**Do this**
Please copy all of the material below line for line, without changing anything.

━━ Data supplied

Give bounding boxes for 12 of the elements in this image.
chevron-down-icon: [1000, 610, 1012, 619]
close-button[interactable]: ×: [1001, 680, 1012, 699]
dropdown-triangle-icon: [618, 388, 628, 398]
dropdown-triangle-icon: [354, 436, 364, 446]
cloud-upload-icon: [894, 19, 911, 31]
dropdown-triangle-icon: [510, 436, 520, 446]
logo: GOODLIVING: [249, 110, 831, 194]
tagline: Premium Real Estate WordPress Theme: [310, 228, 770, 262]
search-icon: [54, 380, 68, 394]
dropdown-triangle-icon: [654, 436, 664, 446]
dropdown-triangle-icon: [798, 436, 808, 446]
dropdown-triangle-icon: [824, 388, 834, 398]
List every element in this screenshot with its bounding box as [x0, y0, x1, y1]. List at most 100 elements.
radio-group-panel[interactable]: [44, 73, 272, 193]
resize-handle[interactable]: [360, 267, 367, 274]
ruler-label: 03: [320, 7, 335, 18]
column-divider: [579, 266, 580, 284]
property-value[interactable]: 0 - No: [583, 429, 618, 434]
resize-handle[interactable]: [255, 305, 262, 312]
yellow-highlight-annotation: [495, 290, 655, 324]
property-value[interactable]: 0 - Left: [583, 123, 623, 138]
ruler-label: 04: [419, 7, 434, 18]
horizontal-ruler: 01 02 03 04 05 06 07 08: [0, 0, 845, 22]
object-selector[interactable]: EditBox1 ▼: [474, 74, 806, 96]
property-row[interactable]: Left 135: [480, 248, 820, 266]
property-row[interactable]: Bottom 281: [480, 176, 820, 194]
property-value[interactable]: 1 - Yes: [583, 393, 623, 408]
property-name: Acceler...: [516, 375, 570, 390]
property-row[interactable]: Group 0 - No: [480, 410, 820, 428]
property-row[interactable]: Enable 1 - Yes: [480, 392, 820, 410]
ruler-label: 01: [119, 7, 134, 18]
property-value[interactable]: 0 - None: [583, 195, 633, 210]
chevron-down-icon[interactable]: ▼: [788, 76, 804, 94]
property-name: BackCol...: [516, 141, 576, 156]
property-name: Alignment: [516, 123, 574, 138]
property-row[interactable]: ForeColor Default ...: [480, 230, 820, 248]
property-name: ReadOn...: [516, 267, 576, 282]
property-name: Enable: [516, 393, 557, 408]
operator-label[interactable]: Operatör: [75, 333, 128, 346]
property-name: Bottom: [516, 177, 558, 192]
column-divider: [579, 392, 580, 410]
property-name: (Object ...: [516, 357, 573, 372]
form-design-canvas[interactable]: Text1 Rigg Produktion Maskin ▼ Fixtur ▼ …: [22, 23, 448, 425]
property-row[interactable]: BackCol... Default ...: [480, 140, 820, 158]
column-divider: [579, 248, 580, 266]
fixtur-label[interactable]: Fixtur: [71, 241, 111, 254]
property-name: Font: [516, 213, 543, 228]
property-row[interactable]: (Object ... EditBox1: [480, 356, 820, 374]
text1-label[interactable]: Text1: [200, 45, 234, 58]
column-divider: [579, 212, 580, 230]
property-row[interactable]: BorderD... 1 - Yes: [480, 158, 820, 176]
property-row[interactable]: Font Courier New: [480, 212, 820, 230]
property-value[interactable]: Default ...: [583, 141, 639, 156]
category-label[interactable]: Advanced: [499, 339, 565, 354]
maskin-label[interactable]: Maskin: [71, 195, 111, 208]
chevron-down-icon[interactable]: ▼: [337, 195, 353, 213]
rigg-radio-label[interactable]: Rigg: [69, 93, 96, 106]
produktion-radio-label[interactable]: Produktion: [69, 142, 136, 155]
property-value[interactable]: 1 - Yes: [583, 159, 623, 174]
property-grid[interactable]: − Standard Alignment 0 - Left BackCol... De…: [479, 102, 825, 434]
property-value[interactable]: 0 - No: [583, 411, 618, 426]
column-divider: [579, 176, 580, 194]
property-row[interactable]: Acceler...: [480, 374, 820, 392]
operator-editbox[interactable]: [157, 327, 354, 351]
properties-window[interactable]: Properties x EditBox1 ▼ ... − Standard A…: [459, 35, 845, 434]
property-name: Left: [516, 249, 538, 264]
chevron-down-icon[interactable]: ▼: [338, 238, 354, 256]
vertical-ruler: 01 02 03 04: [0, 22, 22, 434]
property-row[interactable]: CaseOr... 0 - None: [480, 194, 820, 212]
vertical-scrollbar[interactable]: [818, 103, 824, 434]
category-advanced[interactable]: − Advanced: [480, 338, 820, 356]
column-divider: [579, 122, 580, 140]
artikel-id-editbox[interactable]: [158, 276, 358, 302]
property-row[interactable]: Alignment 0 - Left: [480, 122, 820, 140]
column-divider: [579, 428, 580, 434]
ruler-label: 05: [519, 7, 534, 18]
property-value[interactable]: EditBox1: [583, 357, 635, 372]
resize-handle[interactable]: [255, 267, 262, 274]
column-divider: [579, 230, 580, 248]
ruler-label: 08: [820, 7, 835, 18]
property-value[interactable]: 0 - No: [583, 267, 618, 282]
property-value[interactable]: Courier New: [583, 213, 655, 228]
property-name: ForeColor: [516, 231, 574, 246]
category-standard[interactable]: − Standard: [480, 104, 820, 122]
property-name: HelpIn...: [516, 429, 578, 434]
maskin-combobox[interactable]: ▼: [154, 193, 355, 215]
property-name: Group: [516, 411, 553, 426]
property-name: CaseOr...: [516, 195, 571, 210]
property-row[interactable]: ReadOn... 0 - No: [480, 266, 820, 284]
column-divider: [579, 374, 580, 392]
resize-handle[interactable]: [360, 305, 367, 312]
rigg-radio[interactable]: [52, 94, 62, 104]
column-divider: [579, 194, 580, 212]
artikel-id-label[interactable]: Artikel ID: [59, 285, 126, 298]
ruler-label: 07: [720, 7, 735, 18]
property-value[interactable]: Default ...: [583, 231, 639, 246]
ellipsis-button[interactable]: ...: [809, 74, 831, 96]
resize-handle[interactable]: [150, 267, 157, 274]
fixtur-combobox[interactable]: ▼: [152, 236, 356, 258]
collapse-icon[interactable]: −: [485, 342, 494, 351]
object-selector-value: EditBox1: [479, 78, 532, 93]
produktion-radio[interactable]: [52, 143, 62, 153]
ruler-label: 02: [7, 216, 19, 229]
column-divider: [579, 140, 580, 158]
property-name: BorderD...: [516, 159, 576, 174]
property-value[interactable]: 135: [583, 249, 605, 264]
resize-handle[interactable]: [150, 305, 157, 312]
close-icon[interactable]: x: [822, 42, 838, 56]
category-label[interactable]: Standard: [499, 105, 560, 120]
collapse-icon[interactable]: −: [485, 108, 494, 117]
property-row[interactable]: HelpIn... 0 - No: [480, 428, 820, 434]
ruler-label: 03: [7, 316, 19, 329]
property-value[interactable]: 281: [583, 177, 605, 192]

━━━━

**Completed exercise**
Give bounding boxes for 12 of the elements in this image.
chevron-down-icon: [1000, 610, 1012, 619]
close-button[interactable]: ×: [1001, 680, 1012, 699]
dropdown-triangle-icon: [618, 388, 628, 398]
dropdown-triangle-icon: [354, 436, 364, 446]
cloud-upload-icon: [894, 19, 911, 31]
dropdown-triangle-icon: [510, 436, 520, 446]
logo: GOODLIVING: [249, 110, 831, 194]
tagline: Premium Real Estate WordPress Theme: [310, 228, 770, 262]
search-icon: [54, 380, 68, 394]
dropdown-triangle-icon: [654, 436, 664, 446]
dropdown-triangle-icon: [798, 436, 808, 446]
dropdown-triangle-icon: [824, 388, 834, 398]
List every element in this screenshot with its bounding box as [x0, y0, x1, y1]. List at most 100 elements.
radio-group-panel[interactable]: [44, 73, 272, 193]
resize-handle[interactable]: [360, 267, 367, 274]
ruler-label: 03: [320, 7, 335, 18]
column-divider: [579, 266, 580, 284]
property-value[interactable]: 0 - No: [583, 429, 618, 434]
resize-handle[interactable]: [255, 305, 262, 312]
yellow-highlight-annotation: [495, 290, 655, 324]
property-value[interactable]: 0 - Left: [583, 123, 623, 138]
ruler-label: 04: [419, 7, 434, 18]
horizontal-ruler: 01 02 03 04 05 06 07 08: [0, 0, 845, 22]
object-selector[interactable]: EditBox1 ▼: [474, 74, 806, 96]
property-row[interactable]: Left 135: [480, 248, 820, 266]
property-row[interactable]: Bottom 281: [480, 176, 820, 194]
property-value[interactable]: 1 - Yes: [583, 393, 623, 408]
property-name: Acceler...: [516, 375, 570, 390]
property-row[interactable]: Group 0 - No: [480, 410, 820, 428]
property-row[interactable]: Enable 1 - Yes: [480, 392, 820, 410]
ruler-label: 01: [119, 7, 134, 18]
property-value[interactable]: 0 - None: [583, 195, 633, 210]
chevron-down-icon[interactable]: ▼: [788, 76, 804, 94]
property-name: BackCol...: [516, 141, 576, 156]
property-name: Alignment: [516, 123, 574, 138]
property-row[interactable]: ForeColor Default ...: [480, 230, 820, 248]
property-name: ReadOn...: [516, 267, 576, 282]
property-name: Enable: [516, 393, 557, 408]
operator-label[interactable]: Operatör: [75, 333, 128, 346]
property-name: Bottom: [516, 177, 558, 192]
column-divider: [579, 392, 580, 410]
property-name: (Object ...: [516, 357, 573, 372]
form-design-canvas[interactable]: Text1 Rigg Produktion Maskin ▼ Fixtur ▼ …: [22, 23, 448, 425]
property-row[interactable]: BackCol... Default ...: [480, 140, 820, 158]
column-divider: [579, 248, 580, 266]
fixtur-label[interactable]: Fixtur: [71, 241, 111, 254]
property-name: Font: [516, 213, 543, 228]
property-row[interactable]: (Object ... EditBox1: [480, 356, 820, 374]
text1-label[interactable]: Text1: [200, 45, 234, 58]
column-divider: [579, 212, 580, 230]
property-row[interactable]: BorderD... 1 - Yes: [480, 158, 820, 176]
property-row[interactable]: Font Courier New: [480, 212, 820, 230]
property-value[interactable]: Default ...: [583, 141, 639, 156]
category-label[interactable]: Advanced: [499, 339, 565, 354]
maskin-label[interactable]: Maskin: [71, 195, 111, 208]
chevron-down-icon[interactable]: ▼: [337, 195, 353, 213]
rigg-radio-label[interactable]: Rigg: [69, 93, 96, 106]
produktion-radio-label[interactable]: Produktion: [69, 142, 136, 155]
property-value[interactable]: 1 - Yes: [583, 159, 623, 174]
property-grid[interactable]: − Standard Alignment 0 - Left BackCol... De…: [479, 102, 825, 434]
property-value[interactable]: 0 - No: [583, 411, 618, 426]
column-divider: [579, 176, 580, 194]
property-row[interactable]: Acceler...: [480, 374, 820, 392]
operator-editbox[interactable]: [157, 327, 354, 351]
properties-window[interactable]: Properties x EditBox1 ▼ ... − Standard A…: [459, 35, 845, 434]
property-name: Left: [516, 249, 538, 264]
chevron-down-icon[interactable]: ▼: [338, 238, 354, 256]
vertical-ruler: 01 02 03 04: [0, 22, 22, 434]
property-row[interactable]: CaseOr... 0 - None: [480, 194, 820, 212]
vertical-scrollbar[interactable]: [818, 103, 824, 434]
category-advanced[interactable]: − Advanced: [480, 338, 820, 356]
column-divider: [579, 122, 580, 140]
artikel-id-editbox[interactable]: [158, 276, 358, 302]
property-row[interactable]: Alignment 0 - Left: [480, 122, 820, 140]
column-divider: [579, 428, 580, 434]
ruler-label: 05: [519, 7, 534, 18]
property-value[interactable]: EditBox1: [583, 357, 635, 372]
resize-handle[interactable]: [255, 267, 262, 274]
column-divider: [579, 230, 580, 248]
ruler-label: 08: [820, 7, 835, 18]
property-value[interactable]: 0 - No: [583, 267, 618, 282]
property-value[interactable]: Courier New: [583, 213, 655, 228]
property-name: ForeColor: [516, 231, 574, 246]
category-standard[interactable]: − Standard: [480, 104, 820, 122]
property-name: HelpIn...: [516, 429, 578, 434]
maskin-combobox[interactable]: ▼: [154, 193, 355, 215]
property-name: Group: [516, 411, 553, 426]
property-name: CaseOr...: [516, 195, 571, 210]
property-row[interactable]: ReadOn... 0 - No: [480, 266, 820, 284]
column-divider: [579, 374, 580, 392]
resize-handle[interactable]: [360, 305, 367, 312]
rigg-radio[interactable]: [52, 94, 62, 104]
column-divider: [579, 194, 580, 212]
artikel-id-label[interactable]: Artikel ID: [59, 285, 126, 298]
ruler-label: 07: [720, 7, 735, 18]
property-value[interactable]: Default ...: [583, 231, 639, 246]
ellipsis-button[interactable]: ...: [809, 74, 831, 96]
resize-handle[interactable]: [150, 267, 157, 274]
fixtur-combobox[interactable]: ▼: [152, 236, 356, 258]
collapse-icon[interactable]: −: [485, 342, 494, 351]
object-selector-value: EditBox1: [479, 78, 532, 93]
produktion-radio[interactable]: [52, 143, 62, 153]
ruler-label: 02: [7, 216, 19, 229]
column-divider: [579, 140, 580, 158]
property-name: BorderD...: [516, 159, 576, 174]
property-value[interactable]: 135: [583, 249, 605, 264]
resize-handle[interactable]: [150, 305, 157, 312]
close-icon[interactable]: x: [822, 42, 838, 56]
category-label[interactable]: Standard: [499, 105, 560, 120]
collapse-icon[interactable]: −: [485, 108, 494, 117]
property-row[interactable]: HelpIn... 0 - No: [480, 428, 820, 434]
ruler-label: 03: [7, 316, 19, 329]
property-value[interactable]: 281: [583, 177, 605, 192]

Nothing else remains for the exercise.